* **Set problem**: Copy all lines of the listing that include the string "VRadio".

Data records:
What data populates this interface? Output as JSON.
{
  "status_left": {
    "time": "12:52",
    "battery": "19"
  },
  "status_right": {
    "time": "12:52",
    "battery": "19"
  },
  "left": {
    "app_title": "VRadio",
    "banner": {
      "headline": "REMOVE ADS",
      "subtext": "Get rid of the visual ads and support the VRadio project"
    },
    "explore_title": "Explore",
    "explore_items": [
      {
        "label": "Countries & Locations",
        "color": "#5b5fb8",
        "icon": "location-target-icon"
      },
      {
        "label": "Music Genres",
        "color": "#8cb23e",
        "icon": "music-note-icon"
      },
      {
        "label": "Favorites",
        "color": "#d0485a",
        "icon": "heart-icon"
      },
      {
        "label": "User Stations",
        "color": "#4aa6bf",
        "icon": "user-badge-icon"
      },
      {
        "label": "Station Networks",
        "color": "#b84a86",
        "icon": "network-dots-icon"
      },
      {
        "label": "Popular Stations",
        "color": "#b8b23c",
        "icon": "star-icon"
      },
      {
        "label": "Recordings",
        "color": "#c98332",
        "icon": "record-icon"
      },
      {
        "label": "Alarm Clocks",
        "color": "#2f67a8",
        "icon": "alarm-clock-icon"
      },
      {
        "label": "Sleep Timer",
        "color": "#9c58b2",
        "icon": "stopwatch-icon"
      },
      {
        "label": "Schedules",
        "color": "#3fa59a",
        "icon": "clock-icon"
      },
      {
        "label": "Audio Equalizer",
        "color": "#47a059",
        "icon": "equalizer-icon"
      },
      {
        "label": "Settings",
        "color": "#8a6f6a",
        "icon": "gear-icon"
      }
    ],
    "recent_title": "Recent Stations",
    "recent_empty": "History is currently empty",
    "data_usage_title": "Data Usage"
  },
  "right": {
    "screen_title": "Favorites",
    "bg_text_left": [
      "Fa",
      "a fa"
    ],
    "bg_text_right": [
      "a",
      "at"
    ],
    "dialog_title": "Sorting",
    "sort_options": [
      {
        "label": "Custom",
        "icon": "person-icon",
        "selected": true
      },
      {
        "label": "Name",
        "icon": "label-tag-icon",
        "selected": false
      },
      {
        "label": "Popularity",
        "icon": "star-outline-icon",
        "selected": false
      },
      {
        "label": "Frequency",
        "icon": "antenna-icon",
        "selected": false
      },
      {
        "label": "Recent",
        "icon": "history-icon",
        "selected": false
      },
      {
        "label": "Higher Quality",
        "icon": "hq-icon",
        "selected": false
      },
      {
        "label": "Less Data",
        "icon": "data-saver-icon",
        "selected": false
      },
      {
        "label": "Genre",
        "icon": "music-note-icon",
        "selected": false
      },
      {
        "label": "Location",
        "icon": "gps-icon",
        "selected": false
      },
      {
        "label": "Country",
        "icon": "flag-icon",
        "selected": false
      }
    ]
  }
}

* **Answer to the exercise**:
    "app_title": "VRadio",
      "subtext": "Get rid of the visual ads and support the VRadio project"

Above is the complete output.